## Begin Input material

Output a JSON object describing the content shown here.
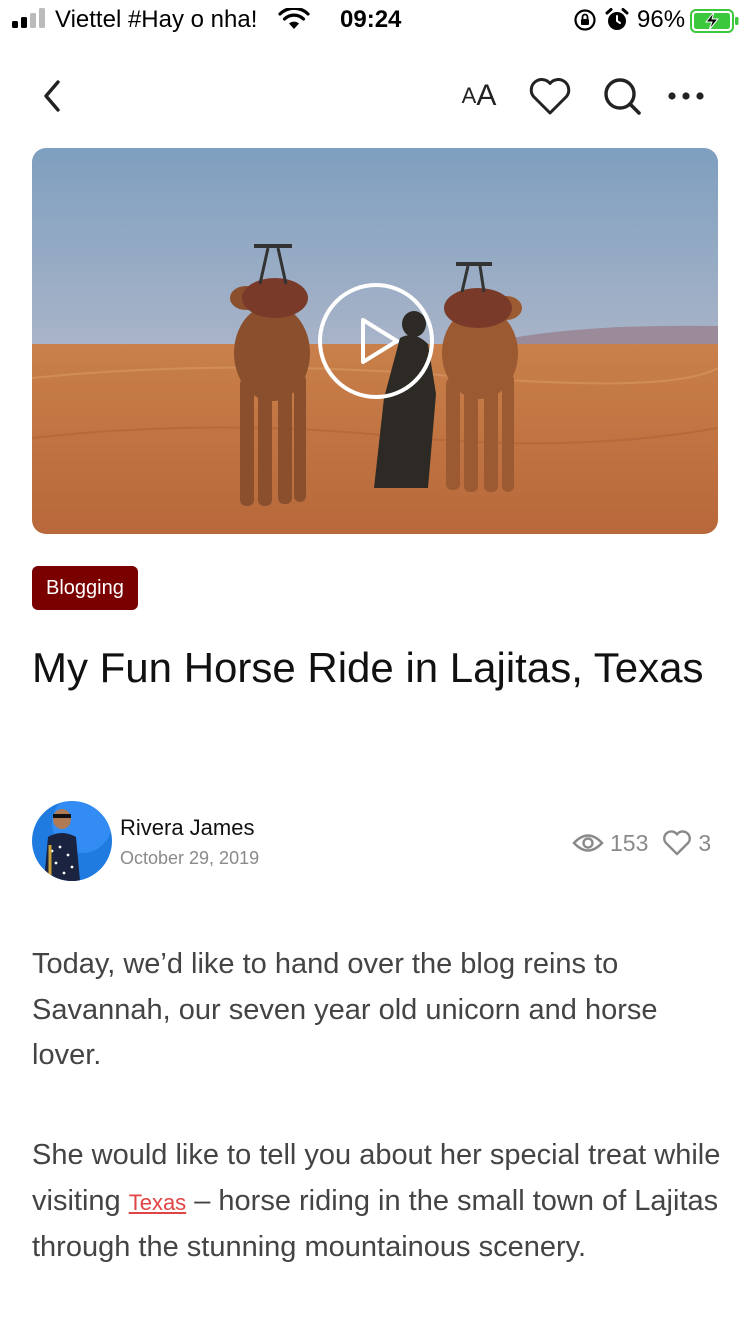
{
  "status_bar": {
    "carrier": "Viettel #Hay o nha!",
    "time": "09:24",
    "battery_percent": "96%",
    "signal_icon": "signal-icon",
    "wifi_icon": "wifi-icon",
    "battery_icon": "battery-charging-icon"
  },
  "nav": {
    "font_size_label_small": "A",
    "font_size_label_large": "A",
    "icons": [
      "chevron-left-icon",
      "text-size-icon",
      "heart-icon",
      "search-icon",
      "more-icon"
    ]
  },
  "hero": {
    "play_icon": "play-icon"
  },
  "article": {
    "category": "Blogging",
    "title": "My Fun Horse Ride in Lajitas, Texas",
    "author": {
      "name": "Rivera James",
      "date": "October 29, 2019"
    },
    "stats": {
      "views": "153",
      "likes": "3"
    },
    "paragraphs": {
      "p1": "Today, we’d like to hand over the blog reins to Savannah, our seven year old unicorn and horse lover.",
      "p2_before_link": "She would like to tell you about her special treat while visiting ",
      "p2_link": "Texas",
      "p2_after_link": " – horse riding in the small town of Lajitas through the stunning mountainous scenery."
    },
    "accent_color": "#7a0000",
    "link_color": "#e04444"
  }
}
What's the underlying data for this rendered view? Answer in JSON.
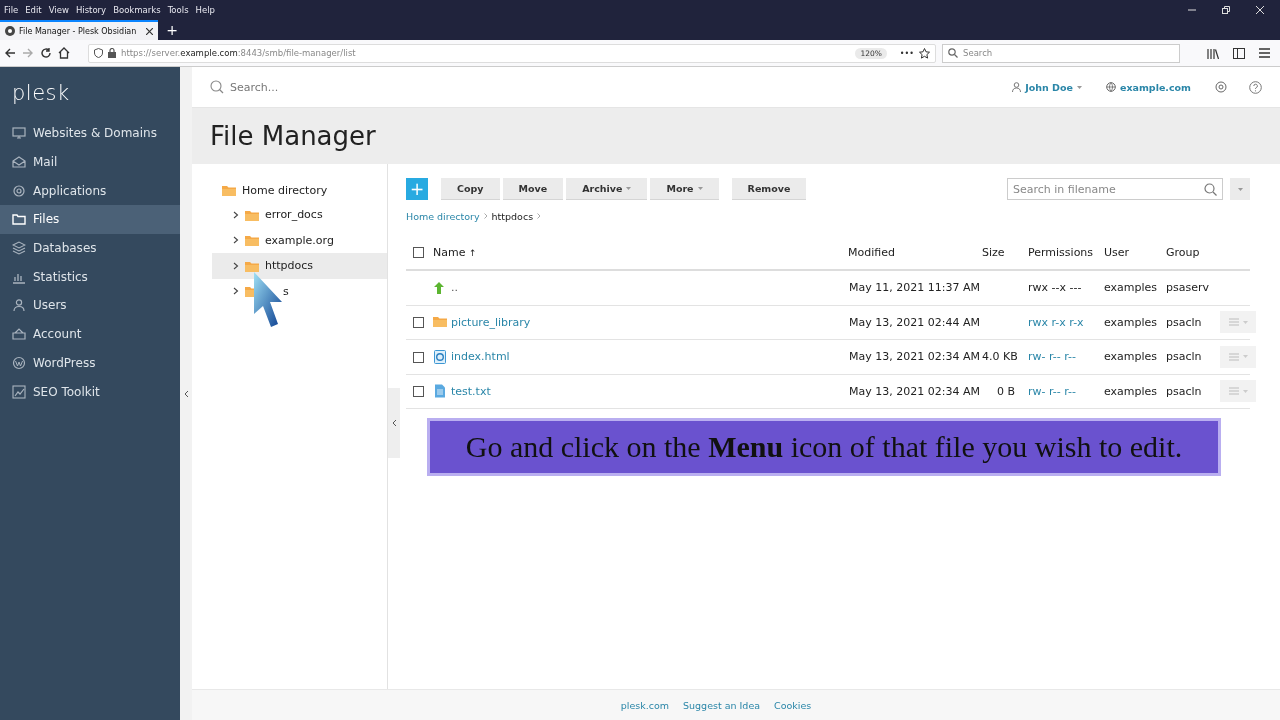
{
  "browser": {
    "menu": [
      "File",
      "Edit",
      "View",
      "History",
      "Bookmarks",
      "Tools",
      "Help"
    ],
    "tab_title": "File Manager - Plesk Obsidian",
    "new_tab": "+",
    "url": "https://server.**example.com**:8443/smb/file-manager/list",
    "zoom": "120%",
    "more": "•••",
    "search_placeholder": "Search"
  },
  "sidebar": {
    "logo": "plesk",
    "items": [
      {
        "label": "Websites & Domains",
        "selected": false
      },
      {
        "label": "Mail",
        "selected": false
      },
      {
        "label": "Applications",
        "selected": false
      },
      {
        "label": "Files",
        "selected": true
      },
      {
        "label": "Databases",
        "selected": false
      },
      {
        "label": "Statistics",
        "selected": false
      },
      {
        "label": "Users",
        "selected": false
      },
      {
        "label": "Account",
        "selected": false
      },
      {
        "label": "WordPress",
        "selected": false
      },
      {
        "label": "SEO Toolkit",
        "selected": false
      }
    ]
  },
  "topbar": {
    "search_placeholder": "Search...",
    "user": "John Doe",
    "domain": "example.com"
  },
  "page_title": "File Manager",
  "tree": {
    "root": "Home directory",
    "children": [
      {
        "label": "error_docs",
        "selected": false
      },
      {
        "label": "example.org",
        "selected": false
      },
      {
        "label": "httpdocs",
        "selected": true
      },
      {
        "label": "s",
        "selected": false
      }
    ]
  },
  "toolbar": {
    "add": "+",
    "buttons": [
      {
        "label": "Copy",
        "dropdown": false
      },
      {
        "label": "Move",
        "dropdown": false
      },
      {
        "label": "Archive",
        "dropdown": true
      },
      {
        "label": "More",
        "dropdown": true
      },
      {
        "label": "Remove",
        "dropdown": false
      }
    ],
    "search_placeholder": "Search in filename"
  },
  "breadcrumbs": [
    {
      "label": "Home directory",
      "link": true
    },
    {
      "label": "httpdocs",
      "link": false
    }
  ],
  "table": {
    "select_all_checked": false,
    "columns": [
      "Name",
      "Modified",
      "Size",
      "Permissions",
      "User",
      "Group"
    ],
    "sort_mark": "↑",
    "rows": [
      {
        "kind": "parent",
        "name": "..",
        "modified": "May 11, 2021 11:37 AM",
        "permissions": "rwx --x ---",
        "permissions_link": false,
        "user": "examples",
        "group": "psaserv"
      },
      {
        "kind": "folder",
        "checked": false,
        "name": "picture_library",
        "modified": "May 13, 2021 02:44 AM",
        "permissions": "rwx r-x r-x",
        "permissions_link": true,
        "user": "examples",
        "group": "psacln"
      },
      {
        "kind": "html",
        "checked": false,
        "name": "index.html",
        "modified": "May 13, 2021 02:34 AM",
        "size": "4.0 KB",
        "permissions": "rw- r-- r--",
        "permissions_link": true,
        "user": "examples",
        "group": "psacln"
      },
      {
        "kind": "text",
        "checked": false,
        "name": "test.txt",
        "modified": "May 13, 2021 02:34 AM",
        "size": "0 B",
        "permissions": "rw- r-- r--",
        "permissions_link": true,
        "user": "examples",
        "group": "psacln"
      }
    ]
  },
  "caption": "Go and click on the **Menu** icon of that file you wish to edit.",
  "footer": [
    "plesk.com",
    "Suggest an Idea",
    "Cookies"
  ]
}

## End Input material

Task to carry out -
Show the lines of the material that contain the word "Lajitas".

Expected answer -
    "title": "My Fun Horse Ride in Lajitas, Texas",
      "p2_after_link": " – horse riding in the small town of Lajitas through the stunning mountainous scenery."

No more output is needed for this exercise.